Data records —
☆ ☆ ☆ ☆ ☆ ☆ ☆
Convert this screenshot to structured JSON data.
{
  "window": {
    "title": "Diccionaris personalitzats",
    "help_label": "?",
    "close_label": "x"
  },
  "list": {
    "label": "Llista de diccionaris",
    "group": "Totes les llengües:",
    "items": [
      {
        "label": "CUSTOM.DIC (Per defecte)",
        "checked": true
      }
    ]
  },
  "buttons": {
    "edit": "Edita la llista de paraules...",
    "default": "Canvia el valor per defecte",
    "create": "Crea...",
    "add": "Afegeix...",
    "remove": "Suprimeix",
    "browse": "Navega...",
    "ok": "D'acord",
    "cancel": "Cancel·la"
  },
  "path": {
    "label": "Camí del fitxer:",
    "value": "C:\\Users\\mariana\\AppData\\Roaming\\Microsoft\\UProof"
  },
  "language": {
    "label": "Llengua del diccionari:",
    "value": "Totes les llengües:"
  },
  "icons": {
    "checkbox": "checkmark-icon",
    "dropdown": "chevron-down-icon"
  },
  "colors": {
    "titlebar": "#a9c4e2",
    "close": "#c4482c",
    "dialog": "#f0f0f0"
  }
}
☆ ☆ ☆ ☆ ☆ ☆ ☆
To be done —
For the listing above, give the number of lines in which the string "llengües" occurs, and nothing else.

Output of the exercise —
2